* [DO THIS]: Read the data and repeat it in full, exactly.

* [INPUT FOR THIS TASK]:
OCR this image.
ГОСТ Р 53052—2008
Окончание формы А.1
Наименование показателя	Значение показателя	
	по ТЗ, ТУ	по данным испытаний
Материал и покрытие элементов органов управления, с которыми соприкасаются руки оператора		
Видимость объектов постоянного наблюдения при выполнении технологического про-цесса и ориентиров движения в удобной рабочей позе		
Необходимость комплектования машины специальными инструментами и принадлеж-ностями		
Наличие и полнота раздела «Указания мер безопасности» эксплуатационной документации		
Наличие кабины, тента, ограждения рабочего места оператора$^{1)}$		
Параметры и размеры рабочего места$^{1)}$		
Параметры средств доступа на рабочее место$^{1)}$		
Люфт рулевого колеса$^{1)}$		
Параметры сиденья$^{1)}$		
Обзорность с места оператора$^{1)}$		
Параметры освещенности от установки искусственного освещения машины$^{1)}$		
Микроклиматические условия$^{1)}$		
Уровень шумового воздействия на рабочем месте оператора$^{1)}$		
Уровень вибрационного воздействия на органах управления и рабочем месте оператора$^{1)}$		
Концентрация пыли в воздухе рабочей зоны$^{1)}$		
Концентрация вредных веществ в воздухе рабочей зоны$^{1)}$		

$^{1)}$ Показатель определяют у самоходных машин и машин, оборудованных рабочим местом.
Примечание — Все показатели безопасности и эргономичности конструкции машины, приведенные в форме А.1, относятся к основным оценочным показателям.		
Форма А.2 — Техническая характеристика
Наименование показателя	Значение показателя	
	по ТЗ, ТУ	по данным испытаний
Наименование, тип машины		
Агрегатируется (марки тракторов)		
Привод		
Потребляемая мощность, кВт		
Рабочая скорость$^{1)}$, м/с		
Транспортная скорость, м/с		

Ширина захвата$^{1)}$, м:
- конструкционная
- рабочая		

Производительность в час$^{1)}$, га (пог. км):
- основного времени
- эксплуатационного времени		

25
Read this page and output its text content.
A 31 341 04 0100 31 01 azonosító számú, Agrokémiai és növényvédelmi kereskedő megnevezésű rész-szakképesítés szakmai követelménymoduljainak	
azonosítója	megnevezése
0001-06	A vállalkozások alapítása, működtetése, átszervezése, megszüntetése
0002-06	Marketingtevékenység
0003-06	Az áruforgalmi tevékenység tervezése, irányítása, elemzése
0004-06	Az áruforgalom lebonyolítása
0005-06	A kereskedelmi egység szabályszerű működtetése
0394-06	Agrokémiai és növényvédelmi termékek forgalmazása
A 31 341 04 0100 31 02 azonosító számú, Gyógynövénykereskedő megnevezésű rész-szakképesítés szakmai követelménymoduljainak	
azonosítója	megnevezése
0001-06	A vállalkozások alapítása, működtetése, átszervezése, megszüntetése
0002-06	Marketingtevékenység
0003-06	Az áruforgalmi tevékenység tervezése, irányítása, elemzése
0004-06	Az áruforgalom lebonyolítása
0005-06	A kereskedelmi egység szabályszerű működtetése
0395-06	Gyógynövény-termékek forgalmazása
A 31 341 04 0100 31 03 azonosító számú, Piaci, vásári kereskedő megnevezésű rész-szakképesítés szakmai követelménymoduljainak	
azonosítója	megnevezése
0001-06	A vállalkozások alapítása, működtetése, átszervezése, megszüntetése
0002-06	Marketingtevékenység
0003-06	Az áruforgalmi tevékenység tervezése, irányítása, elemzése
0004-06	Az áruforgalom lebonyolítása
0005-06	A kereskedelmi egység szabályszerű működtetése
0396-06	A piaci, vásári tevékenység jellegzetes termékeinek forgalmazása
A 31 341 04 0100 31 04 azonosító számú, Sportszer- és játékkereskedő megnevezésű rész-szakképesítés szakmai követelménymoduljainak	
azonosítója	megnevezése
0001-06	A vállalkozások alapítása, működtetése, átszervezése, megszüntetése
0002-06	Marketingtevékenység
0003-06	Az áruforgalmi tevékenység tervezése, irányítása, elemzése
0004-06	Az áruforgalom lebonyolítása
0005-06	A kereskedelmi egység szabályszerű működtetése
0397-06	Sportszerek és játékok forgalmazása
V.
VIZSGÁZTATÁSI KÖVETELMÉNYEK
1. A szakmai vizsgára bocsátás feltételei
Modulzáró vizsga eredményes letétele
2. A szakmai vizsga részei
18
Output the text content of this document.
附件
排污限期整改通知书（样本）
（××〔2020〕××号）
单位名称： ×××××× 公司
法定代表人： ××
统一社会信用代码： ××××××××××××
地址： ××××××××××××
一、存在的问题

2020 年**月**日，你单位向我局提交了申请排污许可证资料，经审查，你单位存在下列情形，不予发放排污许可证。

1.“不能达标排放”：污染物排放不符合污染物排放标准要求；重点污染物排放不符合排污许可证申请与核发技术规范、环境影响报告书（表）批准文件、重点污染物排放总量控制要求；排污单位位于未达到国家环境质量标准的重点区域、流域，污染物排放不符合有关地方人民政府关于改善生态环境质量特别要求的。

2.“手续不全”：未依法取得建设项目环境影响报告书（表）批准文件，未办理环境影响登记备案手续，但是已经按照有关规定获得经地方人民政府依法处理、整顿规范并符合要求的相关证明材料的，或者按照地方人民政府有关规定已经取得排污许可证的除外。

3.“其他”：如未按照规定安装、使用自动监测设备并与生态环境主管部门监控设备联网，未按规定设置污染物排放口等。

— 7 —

* [THE SOLUTION]:
OCR this image.
ГОСТ Р 53052—2008
Окончание формы А.1
Наименование показателя	Значение показателя	
	по ТЗ, ТУ	по данным испытаний
Материал и покрытие элементов органов управления, с которыми соприкасаются руки оператора		
Видимость объектов постоянного наблюдения при выполнении технологического про-цесса и ориентиров движения в удобной рабочей позе		
Необходимость комплектования машины специальными инструментами и принадлеж-ностями		
Наличие и полнота раздела «Указания мер безопасности» эксплуатационной документации		
Наличие кабины, тента, ограждения рабочего места оператора$^{1)}$		
Параметры и размеры рабочего места$^{1)}$		
Параметры средств доступа на рабочее место$^{1)}$		
Люфт рулевого колеса$^{1)}$		
Параметры сиденья$^{1)}$		
Обзорность с места оператора$^{1)}$		
Параметры освещенности от установки искусственного освещения машины$^{1)}$		
Микроклиматические условия$^{1)}$		
Уровень шумового воздействия на рабочем месте оператора$^{1)}$		
Уровень вибрационного воздействия на органах управления и рабочем месте оператора$^{1)}$		
Концентрация пыли в воздухе рабочей зоны$^{1)}$		
Концентрация вредных веществ в воздухе рабочей зоны$^{1)}$		

$^{1)}$ Показатель определяют у самоходных машин и машин, оборудованных рабочим местом.
Примечание — Все показатели безопасности и эргономичности конструкции машины, приведенные в форме А.1, относятся к основным оценочным показателям.		
Форма А.2 — Техническая характеристика
Наименование показателя	Значение показателя	
	по ТЗ, ТУ	по данным испытаний
Наименование, тип машины		
Агрегатируется (марки тракторов)		
Привод		
Потребляемая мощность, кВт		
Рабочая скорость$^{1)}$, м/с		
Транспортная скорость, м/с		

Ширина захвата$^{1)}$, м:
- конструкционная
- рабочая		

Производительность в час$^{1)}$, га (пог. км):
- основного времени
- эксплуатационного времени		

25
Read this page and output its text content.
A 31 341 04 0100 31 01 azonosító számú, Agrokémiai és növényvédelmi kereskedő megnevezésű rész-szakképesítés szakmai követelménymoduljainak	
azonosítója	megnevezése
0001-06	A vállalkozások alapítása, működtetése, átszervezése, megszüntetése
0002-06	Marketingtevékenység
0003-06	Az áruforgalmi tevékenység tervezése, irányítása, elemzése
0004-06	Az áruforgalom lebonyolítása
0005-06	A kereskedelmi egység szabályszerű működtetése
0394-06	Agrokémiai és növényvédelmi termékek forgalmazása
A 31 341 04 0100 31 02 azonosító számú, Gyógynövénykereskedő megnevezésű rész-szakképesítés szakmai követelménymoduljainak	
azonosítója	megnevezése
0001-06	A vállalkozások alapítása, működtetése, átszervezése, megszüntetése
0002-06	Marketingtevékenység
0003-06	Az áruforgalmi tevékenység tervezése, irányítása, elemzése
0004-06	Az áruforgalom lebonyolítása
0005-06	A kereskedelmi egység szabályszerű működtetése
0395-06	Gyógynövény-termékek forgalmazása
A 31 341 04 0100 31 03 azonosító számú, Piaci, vásári kereskedő megnevezésű rész-szakképesítés szakmai követelménymoduljainak	
azonosítója	megnevezése
0001-06	A vállalkozások alapítása, működtetése, átszervezése, megszüntetése
0002-06	Marketingtevékenység
0003-06	Az áruforgalmi tevékenység tervezése, irányítása, elemzése
0004-06	Az áruforgalom lebonyolítása
0005-06	A kereskedelmi egység szabályszerű működtetése
0396-06	A piaci, vásári tevékenység jellegzetes termékeinek forgalmazása
A 31 341 04 0100 31 04 azonosító számú, Sportszer- és játékkereskedő megnevezésű rész-szakképesítés szakmai követelménymoduljainak	
azonosítója	megnevezése
0001-06	A vállalkozások alapítása, működtetése, átszervezése, megszüntetése
0002-06	Marketingtevékenység
0003-06	Az áruforgalmi tevékenység tervezése, irányítása, elemzése
0004-06	Az áruforgalom lebonyolítása
0005-06	A kereskedelmi egység szabályszerű működtetése
0397-06	Sportszerek és játékok forgalmazása
V.
VIZSGÁZTATÁSI KÖVETELMÉNYEK
1. A szakmai vizsgára bocsátás feltételei
Modulzáró vizsga eredményes letétele
2. A szakmai vizsga részei
18
Output the text content of this document.
附件
排污限期整改通知书（样本）
（××〔2020〕××号）
单位名称： ×××××× 公司
法定代表人： ××
统一社会信用代码： ××××××××××××
地址： ××××××××××××
一、存在的问题

2020 年**月**日，你单位向我局提交了申请排污许可证资料，经审查，你单位存在下列情形，不予发放排污许可证。

1.“不能达标排放”：污染物排放不符合污染物排放标准要求；重点污染物排放不符合排污许可证申请与核发技术规范、环境影响报告书（表）批准文件、重点污染物排放总量控制要求；排污单位位于未达到国家环境质量标准的重点区域、流域，污染物排放不符合有关地方人民政府关于改善生态环境质量特别要求的。

2.“手续不全”：未依法取得建设项目环境影响报告书（表）批准文件，未办理环境影响登记备案手续，但是已经按照有关规定获得经地方人民政府依法处理、整顿规范并符合要求的相关证明材料的，或者按照地方人民政府有关规定已经取得排污许可证的除外。

3.“其他”：如未按照规定安装、使用自动监测设备并与生态环境主管部门监控设备联网，未按规定设置污染物排放口等。

— 7 —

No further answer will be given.